▶ _Written exercise_
Work through the data and report how many lines include the string "przysmaków", giving the number alone.

▶ _Dataset entries_
::::

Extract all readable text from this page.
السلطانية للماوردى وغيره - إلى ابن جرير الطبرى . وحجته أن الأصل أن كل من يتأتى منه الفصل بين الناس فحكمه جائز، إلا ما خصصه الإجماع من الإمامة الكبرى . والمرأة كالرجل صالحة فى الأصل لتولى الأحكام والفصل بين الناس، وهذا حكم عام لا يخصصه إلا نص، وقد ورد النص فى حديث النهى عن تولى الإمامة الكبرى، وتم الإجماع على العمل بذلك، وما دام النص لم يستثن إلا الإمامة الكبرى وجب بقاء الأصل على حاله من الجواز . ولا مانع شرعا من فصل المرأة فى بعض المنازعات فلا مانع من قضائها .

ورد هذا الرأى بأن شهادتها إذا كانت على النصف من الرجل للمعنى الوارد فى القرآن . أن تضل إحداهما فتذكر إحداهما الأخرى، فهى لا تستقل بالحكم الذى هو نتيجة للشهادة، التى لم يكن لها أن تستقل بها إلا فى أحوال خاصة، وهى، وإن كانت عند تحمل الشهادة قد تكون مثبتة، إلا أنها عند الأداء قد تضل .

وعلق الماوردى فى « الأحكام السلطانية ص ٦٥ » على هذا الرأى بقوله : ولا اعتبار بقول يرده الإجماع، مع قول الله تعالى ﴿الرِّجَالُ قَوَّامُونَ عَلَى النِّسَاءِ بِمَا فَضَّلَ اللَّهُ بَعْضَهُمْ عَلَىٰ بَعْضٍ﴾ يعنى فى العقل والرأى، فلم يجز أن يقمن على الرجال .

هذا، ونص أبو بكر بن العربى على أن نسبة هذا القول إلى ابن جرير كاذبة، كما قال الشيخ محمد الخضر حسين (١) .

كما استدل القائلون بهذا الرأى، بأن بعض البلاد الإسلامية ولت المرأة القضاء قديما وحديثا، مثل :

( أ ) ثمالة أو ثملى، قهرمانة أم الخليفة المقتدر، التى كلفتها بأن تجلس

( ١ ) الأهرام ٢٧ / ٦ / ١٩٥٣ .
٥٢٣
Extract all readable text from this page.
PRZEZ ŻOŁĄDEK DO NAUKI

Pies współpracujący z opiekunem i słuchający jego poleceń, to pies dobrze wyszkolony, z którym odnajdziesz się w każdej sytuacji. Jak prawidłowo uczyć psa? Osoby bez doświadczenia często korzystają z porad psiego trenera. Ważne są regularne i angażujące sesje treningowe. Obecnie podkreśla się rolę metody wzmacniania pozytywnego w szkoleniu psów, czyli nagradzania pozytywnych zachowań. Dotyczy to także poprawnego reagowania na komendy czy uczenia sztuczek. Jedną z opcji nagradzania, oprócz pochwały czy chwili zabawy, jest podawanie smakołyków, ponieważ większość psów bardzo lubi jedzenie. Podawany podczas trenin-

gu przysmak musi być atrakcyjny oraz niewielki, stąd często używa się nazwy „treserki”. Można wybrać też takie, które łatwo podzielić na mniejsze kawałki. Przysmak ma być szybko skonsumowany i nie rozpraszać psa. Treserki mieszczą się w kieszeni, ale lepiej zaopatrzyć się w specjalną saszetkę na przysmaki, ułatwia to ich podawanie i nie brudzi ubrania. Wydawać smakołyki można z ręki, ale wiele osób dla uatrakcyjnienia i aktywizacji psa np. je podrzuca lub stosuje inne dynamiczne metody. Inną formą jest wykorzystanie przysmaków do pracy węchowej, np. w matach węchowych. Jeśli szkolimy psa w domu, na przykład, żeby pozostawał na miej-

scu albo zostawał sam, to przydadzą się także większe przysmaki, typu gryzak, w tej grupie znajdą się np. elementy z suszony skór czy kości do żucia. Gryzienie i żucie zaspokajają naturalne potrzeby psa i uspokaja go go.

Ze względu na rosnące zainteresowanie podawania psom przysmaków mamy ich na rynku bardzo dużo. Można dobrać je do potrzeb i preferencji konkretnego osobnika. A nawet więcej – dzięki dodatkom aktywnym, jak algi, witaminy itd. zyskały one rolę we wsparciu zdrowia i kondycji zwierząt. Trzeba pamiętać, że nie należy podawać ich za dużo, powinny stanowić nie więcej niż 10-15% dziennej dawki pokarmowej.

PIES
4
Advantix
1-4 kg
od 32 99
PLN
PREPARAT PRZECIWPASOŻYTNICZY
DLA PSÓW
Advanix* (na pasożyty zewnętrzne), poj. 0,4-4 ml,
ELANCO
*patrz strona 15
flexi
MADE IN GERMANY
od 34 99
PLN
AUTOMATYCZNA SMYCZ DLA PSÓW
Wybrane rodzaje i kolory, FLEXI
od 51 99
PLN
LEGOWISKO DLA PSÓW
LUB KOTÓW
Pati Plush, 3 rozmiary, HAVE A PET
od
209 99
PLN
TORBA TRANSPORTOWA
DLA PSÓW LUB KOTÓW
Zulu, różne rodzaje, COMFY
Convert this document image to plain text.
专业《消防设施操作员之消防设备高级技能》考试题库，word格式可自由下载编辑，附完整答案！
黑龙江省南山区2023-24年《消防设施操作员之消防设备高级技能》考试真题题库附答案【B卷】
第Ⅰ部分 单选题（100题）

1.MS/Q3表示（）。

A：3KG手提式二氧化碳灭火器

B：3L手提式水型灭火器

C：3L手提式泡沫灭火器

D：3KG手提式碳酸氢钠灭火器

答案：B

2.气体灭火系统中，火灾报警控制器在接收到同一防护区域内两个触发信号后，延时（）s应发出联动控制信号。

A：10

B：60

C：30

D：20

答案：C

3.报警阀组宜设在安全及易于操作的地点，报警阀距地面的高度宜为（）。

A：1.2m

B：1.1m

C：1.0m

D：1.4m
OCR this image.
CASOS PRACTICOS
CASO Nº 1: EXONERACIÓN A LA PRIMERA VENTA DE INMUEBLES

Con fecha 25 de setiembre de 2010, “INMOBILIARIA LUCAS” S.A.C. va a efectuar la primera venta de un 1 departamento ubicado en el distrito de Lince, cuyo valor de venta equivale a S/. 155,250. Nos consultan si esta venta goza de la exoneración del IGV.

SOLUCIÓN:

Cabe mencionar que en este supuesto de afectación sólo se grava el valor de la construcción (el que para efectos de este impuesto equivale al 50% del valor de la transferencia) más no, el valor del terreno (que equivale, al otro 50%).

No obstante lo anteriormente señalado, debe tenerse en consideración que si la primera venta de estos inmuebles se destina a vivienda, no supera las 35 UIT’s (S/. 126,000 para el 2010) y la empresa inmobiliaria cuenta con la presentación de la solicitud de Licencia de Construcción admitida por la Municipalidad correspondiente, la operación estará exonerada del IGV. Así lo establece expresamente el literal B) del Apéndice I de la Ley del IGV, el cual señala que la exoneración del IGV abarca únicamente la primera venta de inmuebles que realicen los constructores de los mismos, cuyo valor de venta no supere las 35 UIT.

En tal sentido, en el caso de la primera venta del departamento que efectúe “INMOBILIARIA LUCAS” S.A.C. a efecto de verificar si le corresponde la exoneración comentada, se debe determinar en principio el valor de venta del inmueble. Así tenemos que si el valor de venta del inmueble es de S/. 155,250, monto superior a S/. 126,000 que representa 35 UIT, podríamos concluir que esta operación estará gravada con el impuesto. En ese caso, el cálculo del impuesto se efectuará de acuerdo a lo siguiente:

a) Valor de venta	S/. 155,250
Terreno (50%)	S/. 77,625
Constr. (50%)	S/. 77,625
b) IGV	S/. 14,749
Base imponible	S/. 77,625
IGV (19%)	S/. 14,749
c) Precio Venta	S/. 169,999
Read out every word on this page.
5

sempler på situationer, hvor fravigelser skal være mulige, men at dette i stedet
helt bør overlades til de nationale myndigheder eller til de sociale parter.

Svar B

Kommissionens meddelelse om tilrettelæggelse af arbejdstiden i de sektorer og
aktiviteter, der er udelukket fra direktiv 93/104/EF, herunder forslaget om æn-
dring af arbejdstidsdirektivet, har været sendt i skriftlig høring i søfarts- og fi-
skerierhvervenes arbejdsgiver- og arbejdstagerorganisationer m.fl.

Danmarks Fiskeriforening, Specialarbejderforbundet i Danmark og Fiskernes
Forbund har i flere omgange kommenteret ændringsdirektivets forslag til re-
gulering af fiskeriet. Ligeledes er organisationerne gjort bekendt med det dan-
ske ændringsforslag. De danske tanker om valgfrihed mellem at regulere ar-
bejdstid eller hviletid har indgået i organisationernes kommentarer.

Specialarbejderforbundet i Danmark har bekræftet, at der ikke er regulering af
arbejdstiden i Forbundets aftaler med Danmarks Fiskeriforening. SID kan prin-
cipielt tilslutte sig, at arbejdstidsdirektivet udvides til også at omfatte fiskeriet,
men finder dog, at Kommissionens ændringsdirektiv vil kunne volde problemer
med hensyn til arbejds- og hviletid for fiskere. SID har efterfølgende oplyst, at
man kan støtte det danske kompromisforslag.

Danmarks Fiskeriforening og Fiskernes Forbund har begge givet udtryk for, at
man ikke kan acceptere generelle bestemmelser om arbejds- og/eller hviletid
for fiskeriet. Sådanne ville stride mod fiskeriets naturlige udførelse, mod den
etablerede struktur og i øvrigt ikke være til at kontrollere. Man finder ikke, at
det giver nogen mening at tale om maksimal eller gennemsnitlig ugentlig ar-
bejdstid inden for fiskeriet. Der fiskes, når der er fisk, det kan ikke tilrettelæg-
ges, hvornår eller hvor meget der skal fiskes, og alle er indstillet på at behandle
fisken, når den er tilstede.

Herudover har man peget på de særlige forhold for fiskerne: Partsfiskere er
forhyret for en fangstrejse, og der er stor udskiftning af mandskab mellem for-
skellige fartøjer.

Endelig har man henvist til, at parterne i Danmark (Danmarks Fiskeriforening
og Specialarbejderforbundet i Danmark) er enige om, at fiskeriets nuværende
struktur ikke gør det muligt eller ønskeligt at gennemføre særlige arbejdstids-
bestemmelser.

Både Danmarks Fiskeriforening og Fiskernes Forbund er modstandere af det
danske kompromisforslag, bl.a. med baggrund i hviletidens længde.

::::

▶ _Right answer_
2